SOURCE RECORDS
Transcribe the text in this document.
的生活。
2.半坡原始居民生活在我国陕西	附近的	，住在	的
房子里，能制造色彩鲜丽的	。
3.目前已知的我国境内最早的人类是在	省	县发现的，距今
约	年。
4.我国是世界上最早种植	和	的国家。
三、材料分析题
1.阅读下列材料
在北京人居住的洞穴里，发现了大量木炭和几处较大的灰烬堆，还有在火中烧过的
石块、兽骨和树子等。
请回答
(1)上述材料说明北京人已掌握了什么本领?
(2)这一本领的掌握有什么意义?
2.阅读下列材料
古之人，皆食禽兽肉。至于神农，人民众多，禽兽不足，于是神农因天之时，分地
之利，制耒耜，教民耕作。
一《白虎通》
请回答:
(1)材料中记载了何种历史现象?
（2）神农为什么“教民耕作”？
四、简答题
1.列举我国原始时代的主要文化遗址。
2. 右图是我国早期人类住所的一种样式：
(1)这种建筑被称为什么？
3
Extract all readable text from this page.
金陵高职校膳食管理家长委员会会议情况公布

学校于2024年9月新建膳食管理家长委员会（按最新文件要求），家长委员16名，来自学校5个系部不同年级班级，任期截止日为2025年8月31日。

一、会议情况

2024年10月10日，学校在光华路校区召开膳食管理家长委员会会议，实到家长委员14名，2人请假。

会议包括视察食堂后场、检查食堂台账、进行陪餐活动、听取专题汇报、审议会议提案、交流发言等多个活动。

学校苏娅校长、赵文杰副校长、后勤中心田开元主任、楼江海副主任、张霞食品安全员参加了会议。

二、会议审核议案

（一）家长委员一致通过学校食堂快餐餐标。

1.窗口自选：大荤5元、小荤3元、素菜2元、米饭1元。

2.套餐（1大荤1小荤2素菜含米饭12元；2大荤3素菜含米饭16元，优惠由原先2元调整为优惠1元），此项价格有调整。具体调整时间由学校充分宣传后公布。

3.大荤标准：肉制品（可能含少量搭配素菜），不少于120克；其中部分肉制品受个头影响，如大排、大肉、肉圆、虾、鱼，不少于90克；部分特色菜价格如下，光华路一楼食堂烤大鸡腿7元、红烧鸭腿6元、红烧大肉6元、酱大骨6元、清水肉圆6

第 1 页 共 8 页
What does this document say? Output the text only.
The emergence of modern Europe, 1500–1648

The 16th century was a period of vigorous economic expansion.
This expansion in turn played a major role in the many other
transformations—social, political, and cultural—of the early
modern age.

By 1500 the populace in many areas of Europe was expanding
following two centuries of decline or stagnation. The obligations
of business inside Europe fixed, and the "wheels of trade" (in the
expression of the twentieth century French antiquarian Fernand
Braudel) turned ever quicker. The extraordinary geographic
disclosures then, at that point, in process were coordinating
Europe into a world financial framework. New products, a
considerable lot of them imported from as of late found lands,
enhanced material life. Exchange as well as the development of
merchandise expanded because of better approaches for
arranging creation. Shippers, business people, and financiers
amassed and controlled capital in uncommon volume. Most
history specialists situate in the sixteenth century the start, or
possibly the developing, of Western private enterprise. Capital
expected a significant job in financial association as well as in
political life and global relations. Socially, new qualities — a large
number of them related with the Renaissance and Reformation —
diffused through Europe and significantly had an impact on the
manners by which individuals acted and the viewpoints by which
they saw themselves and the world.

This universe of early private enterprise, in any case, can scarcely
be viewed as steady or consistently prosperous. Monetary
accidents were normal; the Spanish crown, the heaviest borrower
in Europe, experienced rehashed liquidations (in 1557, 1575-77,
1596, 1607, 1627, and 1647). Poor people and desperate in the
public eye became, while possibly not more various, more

EXERCISE PROMPT
Output the records verbatim, from the first line to the last.

TASK OUTPUT
Transcribe the text in this document.
的生活。
2.半坡原始居民生活在我国陕西	附近的	，住在	的
房子里，能制造色彩鲜丽的	。
3.目前已知的我国境内最早的人类是在	省	县发现的，距今
约	年。
4.我国是世界上最早种植	和	的国家。
三、材料分析题
1.阅读下列材料
在北京人居住的洞穴里，发现了大量木炭和几处较大的灰烬堆，还有在火中烧过的
石块、兽骨和树子等。
请回答
(1)上述材料说明北京人已掌握了什么本领?
(2)这一本领的掌握有什么意义?
2.阅读下列材料
古之人，皆食禽兽肉。至于神农，人民众多，禽兽不足，于是神农因天之时，分地
之利，制耒耜，教民耕作。
一《白虎通》
请回答:
(1)材料中记载了何种历史现象?
（2）神农为什么“教民耕作”？
四、简答题
1.列举我国原始时代的主要文化遗址。
2. 右图是我国早期人类住所的一种样式：
(1)这种建筑被称为什么？
3
Extract all readable text from this page.
金陵高职校膳食管理家长委员会会议情况公布

学校于2024年9月新建膳食管理家长委员会（按最新文件要求），家长委员16名，来自学校5个系部不同年级班级，任期截止日为2025年8月31日。

一、会议情况

2024年10月10日，学校在光华路校区召开膳食管理家长委员会会议，实到家长委员14名，2人请假。

会议包括视察食堂后场、检查食堂台账、进行陪餐活动、听取专题汇报、审议会议提案、交流发言等多个活动。

学校苏娅校长、赵文杰副校长、后勤中心田开元主任、楼江海副主任、张霞食品安全员参加了会议。

二、会议审核议案

（一）家长委员一致通过学校食堂快餐餐标。

1.窗口自选：大荤5元、小荤3元、素菜2元、米饭1元。

2.套餐（1大荤1小荤2素菜含米饭12元；2大荤3素菜含米饭16元，优惠由原先2元调整为优惠1元），此项价格有调整。具体调整时间由学校充分宣传后公布。

3.大荤标准：肉制品（可能含少量搭配素菜），不少于120克；其中部分肉制品受个头影响，如大排、大肉、肉圆、虾、鱼，不少于90克；部分特色菜价格如下，光华路一楼食堂烤大鸡腿7元、红烧鸭腿6元、红烧大肉6元、酱大骨6元、清水肉圆6

第 1 页 共 8 页
What does this document say? Output the text only.
The emergence of modern Europe, 1500–1648

The 16th century was a period of vigorous economic expansion.
This expansion in turn played a major role in the many other
transformations—social, political, and cultural—of the early
modern age.

By 1500 the populace in many areas of Europe was expanding
following two centuries of decline or stagnation. The obligations
of business inside Europe fixed, and the "wheels of trade" (in the
expression of the twentieth century French antiquarian Fernand
Braudel) turned ever quicker. The extraordinary geographic
disclosures then, at that point, in process were coordinating
Europe into a world financial framework. New products, a
considerable lot of them imported from as of late found lands,
enhanced material life. Exchange as well as the development of
merchandise expanded because of better approaches for
arranging creation. Shippers, business people, and financiers
amassed and controlled capital in uncommon volume. Most
history specialists situate in the sixteenth century the start, or
possibly the developing, of Western private enterprise. Capital
expected a significant job in financial association as well as in
political life and global relations. Socially, new qualities — a large
number of them related with the Renaissance and Reformation —
diffused through Europe and significantly had an impact on the
manners by which individuals acted and the viewpoints by which
they saw themselves and the world.

This universe of early private enterprise, in any case, can scarcely
be viewed as steady or consistently prosperous. Monetary
accidents were normal; the Spanish crown, the heaviest borrower
in Europe, experienced rehashed liquidations (in 1557, 1575-77,
1596, 1607, 1627, and 1647). Poor people and desperate in the
public eye became, while possibly not more various, more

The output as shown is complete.